--- Start of Given records ---

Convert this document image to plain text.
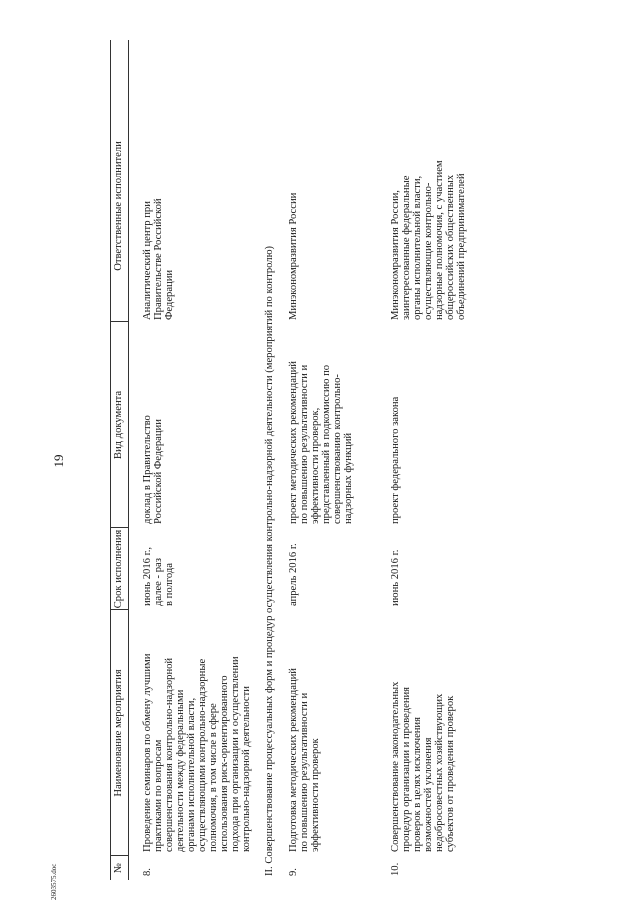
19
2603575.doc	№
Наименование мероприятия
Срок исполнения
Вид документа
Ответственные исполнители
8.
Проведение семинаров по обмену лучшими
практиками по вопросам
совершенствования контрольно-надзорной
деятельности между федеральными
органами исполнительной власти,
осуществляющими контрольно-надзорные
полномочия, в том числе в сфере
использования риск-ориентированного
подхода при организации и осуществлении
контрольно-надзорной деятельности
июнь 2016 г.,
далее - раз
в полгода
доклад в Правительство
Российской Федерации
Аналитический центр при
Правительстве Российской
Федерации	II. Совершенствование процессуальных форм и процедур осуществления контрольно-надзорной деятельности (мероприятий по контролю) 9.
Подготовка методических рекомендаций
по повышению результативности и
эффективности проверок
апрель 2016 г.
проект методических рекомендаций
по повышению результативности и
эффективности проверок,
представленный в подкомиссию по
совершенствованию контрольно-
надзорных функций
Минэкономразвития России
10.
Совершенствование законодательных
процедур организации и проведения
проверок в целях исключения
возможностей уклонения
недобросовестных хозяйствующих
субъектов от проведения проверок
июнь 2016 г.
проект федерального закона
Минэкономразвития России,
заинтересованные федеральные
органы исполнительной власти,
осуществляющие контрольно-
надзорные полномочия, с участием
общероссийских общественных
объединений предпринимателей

--- End of Given records ---

Out of the preceding entries, pull every line containing the string "деятельности".

деятельности между федеральными
контрольно-надзорной деятельности
Федерации	II. Совершенствование процессуальных форм и процедур осуществления контрольно-надзорной деятельности (мероприятий по контролю) 9.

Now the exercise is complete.